Your task :: Would you please set down the entries below exactly as shown?

Data for this task ::

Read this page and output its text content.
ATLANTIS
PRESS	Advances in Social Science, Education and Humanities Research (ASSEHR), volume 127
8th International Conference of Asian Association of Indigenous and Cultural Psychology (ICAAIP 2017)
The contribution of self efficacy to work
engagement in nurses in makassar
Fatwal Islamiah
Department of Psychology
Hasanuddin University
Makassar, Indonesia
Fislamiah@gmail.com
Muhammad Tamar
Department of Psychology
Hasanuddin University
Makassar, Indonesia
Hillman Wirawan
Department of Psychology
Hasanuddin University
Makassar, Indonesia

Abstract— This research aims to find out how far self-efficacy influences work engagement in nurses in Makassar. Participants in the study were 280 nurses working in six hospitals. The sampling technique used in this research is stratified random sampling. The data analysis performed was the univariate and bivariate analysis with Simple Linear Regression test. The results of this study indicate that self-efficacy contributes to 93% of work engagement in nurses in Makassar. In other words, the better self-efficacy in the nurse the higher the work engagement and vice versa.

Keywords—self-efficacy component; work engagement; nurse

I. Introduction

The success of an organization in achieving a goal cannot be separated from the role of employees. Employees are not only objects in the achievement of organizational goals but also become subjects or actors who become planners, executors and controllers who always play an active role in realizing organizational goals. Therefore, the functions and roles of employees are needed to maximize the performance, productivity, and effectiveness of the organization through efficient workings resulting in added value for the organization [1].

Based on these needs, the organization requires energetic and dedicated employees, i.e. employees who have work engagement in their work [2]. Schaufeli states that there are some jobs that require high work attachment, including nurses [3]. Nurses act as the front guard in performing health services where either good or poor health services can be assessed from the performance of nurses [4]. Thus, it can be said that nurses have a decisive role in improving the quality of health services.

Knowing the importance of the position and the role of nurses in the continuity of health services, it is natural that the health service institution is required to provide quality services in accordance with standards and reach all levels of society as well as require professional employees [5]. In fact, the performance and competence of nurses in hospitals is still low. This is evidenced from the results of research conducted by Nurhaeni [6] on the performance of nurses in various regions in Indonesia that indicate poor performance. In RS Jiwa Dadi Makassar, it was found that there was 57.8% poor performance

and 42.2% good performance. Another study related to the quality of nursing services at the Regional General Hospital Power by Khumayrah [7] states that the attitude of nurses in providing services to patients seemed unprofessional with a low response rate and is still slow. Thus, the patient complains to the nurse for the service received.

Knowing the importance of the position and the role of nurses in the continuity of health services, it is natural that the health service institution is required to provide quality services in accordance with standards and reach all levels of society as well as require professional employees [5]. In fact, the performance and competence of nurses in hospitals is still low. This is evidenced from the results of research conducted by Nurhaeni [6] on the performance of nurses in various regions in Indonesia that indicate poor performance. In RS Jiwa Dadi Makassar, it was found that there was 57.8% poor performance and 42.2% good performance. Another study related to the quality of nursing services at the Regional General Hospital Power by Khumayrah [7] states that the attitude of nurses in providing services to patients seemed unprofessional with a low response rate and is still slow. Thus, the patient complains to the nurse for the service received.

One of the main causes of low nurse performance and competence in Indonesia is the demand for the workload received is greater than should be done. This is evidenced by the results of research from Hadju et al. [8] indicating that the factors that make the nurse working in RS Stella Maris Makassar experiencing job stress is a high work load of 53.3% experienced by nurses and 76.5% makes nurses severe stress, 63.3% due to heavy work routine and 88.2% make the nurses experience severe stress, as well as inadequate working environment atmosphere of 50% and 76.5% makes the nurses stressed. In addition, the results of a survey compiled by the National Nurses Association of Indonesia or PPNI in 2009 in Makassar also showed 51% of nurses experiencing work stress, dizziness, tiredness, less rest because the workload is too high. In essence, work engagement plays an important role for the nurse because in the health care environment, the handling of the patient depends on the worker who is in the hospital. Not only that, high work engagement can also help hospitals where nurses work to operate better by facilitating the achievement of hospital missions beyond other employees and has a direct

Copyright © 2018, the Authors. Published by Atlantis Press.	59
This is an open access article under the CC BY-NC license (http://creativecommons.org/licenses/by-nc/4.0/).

Output below ::
Read this page and output its text content.
ATLANTIS
PRESS	Advances in Social Science, Education and Humanities Research (ASSEHR), volume 127
8th International Conference of Asian Association of Indigenous and Cultural Psychology (ICAAIP 2017)
The contribution of self efficacy to work
engagement in nurses in makassar
Fatwal Islamiah
Department of Psychology
Hasanuddin University
Makassar, Indonesia
Fislamiah@gmail.com
Muhammad Tamar
Department of Psychology
Hasanuddin University
Makassar, Indonesia
Hillman Wirawan
Department of Psychology
Hasanuddin University
Makassar, Indonesia

Abstract— This research aims to find out how far self-efficacy influences work engagement in nurses in Makassar. Participants in the study were 280 nurses working in six hospitals. The sampling technique used in this research is stratified random sampling. The data analysis performed was the univariate and bivariate analysis with Simple Linear Regression test. The results of this study indicate that self-efficacy contributes to 93% of work engagement in nurses in Makassar. In other words, the better self-efficacy in the nurse the higher the work engagement and vice versa.

Keywords—self-efficacy component; work engagement; nurse

I. Introduction

The success of an organization in achieving a goal cannot be separated from the role of employees. Employees are not only objects in the achievement of organizational goals but also become subjects or actors who become planners, executors and controllers who always play an active role in realizing organizational goals. Therefore, the functions and roles of employees are needed to maximize the performance, productivity, and effectiveness of the organization through efficient workings resulting in added value for the organization [1].

Based on these needs, the organization requires energetic and dedicated employees, i.e. employees who have work engagement in their work [2]. Schaufeli states that there are some jobs that require high work attachment, including nurses [3]. Nurses act as the front guard in performing health services where either good or poor health services can be assessed from the performance of nurses [4]. Thus, it can be said that nurses have a decisive role in improving the quality of health services.

Knowing the importance of the position and the role of nurses in the continuity of health services, it is natural that the health service institution is required to provide quality services in accordance with standards and reach all levels of society as well as require professional employees [5]. In fact, the performance and competence of nurses in hospitals is still low. This is evidenced from the results of research conducted by Nurhaeni [6] on the performance of nurses in various regions in Indonesia that indicate poor performance. In RS Jiwa Dadi Makassar, it was found that there was 57.8% poor performance

and 42.2% good performance. Another study related to the quality of nursing services at the Regional General Hospital Power by Khumayrah [7] states that the attitude of nurses in providing services to patients seemed unprofessional with a low response rate and is still slow. Thus, the patient complains to the nurse for the service received.

Knowing the importance of the position and the role of nurses in the continuity of health services, it is natural that the health service institution is required to provide quality services in accordance with standards and reach all levels of society as well as require professional employees [5]. In fact, the performance and competence of nurses in hospitals is still low. This is evidenced from the results of research conducted by Nurhaeni [6] on the performance of nurses in various regions in Indonesia that indicate poor performance. In RS Jiwa Dadi Makassar, it was found that there was 57.8% poor performance and 42.2% good performance. Another study related to the quality of nursing services at the Regional General Hospital Power by Khumayrah [7] states that the attitude of nurses in providing services to patients seemed unprofessional with a low response rate and is still slow. Thus, the patient complains to the nurse for the service received.

One of the main causes of low nurse performance and competence in Indonesia is the demand for the workload received is greater than should be done. This is evidenced by the results of research from Hadju et al. [8] indicating that the factors that make the nurse working in RS Stella Maris Makassar experiencing job stress is a high work load of 53.3% experienced by nurses and 76.5% makes nurses severe stress, 63.3% due to heavy work routine and 88.2% make the nurses experience severe stress, as well as inadequate working environment atmosphere of 50% and 76.5% makes the nurses stressed. In addition, the results of a survey compiled by the National Nurses Association of Indonesia or PPNI in 2009 in Makassar also showed 51% of nurses experiencing work stress, dizziness, tiredness, less rest because the workload is too high. In essence, work engagement plays an important role for the nurse because in the health care environment, the handling of the patient depends on the worker who is in the hospital. Not only that, high work engagement can also help hospitals where nurses work to operate better by facilitating the achievement of hospital missions beyond other employees and has a direct

Copyright © 2018, the Authors. Published by Atlantis Press.	59
This is an open access article under the CC BY-NC license (http://creativecommons.org/licenses/by-nc/4.0/).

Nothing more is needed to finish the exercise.